**Written request**
Report the number of lines that hold the string "items". Leave out any other text.

--------------------------------

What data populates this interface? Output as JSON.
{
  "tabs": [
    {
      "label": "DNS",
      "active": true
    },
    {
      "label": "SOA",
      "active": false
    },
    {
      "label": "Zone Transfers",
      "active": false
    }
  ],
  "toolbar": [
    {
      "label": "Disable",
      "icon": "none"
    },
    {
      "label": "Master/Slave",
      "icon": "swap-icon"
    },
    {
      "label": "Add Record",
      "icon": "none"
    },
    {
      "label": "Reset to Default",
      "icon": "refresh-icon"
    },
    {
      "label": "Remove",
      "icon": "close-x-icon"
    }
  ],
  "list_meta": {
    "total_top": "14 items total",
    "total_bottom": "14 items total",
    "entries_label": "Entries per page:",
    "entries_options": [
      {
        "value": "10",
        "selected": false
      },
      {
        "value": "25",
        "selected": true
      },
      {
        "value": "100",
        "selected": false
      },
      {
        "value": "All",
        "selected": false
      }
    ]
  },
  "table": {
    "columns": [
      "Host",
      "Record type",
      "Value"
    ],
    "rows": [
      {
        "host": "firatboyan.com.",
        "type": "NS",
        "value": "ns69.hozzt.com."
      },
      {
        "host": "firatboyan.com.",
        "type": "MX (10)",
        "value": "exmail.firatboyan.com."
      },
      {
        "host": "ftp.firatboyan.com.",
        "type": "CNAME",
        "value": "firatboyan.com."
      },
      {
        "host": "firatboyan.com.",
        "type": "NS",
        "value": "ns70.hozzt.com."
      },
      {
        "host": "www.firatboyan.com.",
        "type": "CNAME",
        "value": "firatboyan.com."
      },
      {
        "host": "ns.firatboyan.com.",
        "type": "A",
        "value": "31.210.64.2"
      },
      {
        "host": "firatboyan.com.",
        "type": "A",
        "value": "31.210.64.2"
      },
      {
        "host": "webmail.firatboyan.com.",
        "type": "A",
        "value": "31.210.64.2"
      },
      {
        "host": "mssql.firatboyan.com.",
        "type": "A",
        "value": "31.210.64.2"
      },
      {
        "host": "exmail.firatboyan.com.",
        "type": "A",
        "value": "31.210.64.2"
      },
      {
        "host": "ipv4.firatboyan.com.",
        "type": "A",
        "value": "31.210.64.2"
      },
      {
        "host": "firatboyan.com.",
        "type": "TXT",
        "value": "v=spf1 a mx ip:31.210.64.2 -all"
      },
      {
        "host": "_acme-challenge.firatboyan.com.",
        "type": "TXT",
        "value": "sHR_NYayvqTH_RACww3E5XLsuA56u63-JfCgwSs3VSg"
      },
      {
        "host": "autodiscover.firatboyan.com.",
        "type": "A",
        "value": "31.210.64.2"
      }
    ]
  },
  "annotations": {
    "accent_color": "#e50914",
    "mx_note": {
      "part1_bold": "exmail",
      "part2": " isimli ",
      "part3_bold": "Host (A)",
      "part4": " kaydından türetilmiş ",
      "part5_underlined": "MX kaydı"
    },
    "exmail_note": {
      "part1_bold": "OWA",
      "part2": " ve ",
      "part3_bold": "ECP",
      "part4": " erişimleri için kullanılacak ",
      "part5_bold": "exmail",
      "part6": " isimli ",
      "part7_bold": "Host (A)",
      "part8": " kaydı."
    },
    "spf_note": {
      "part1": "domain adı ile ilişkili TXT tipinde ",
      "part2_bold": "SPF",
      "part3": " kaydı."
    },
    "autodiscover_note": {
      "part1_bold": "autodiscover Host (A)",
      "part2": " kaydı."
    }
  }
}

--------------------------------

**Finished answer**
2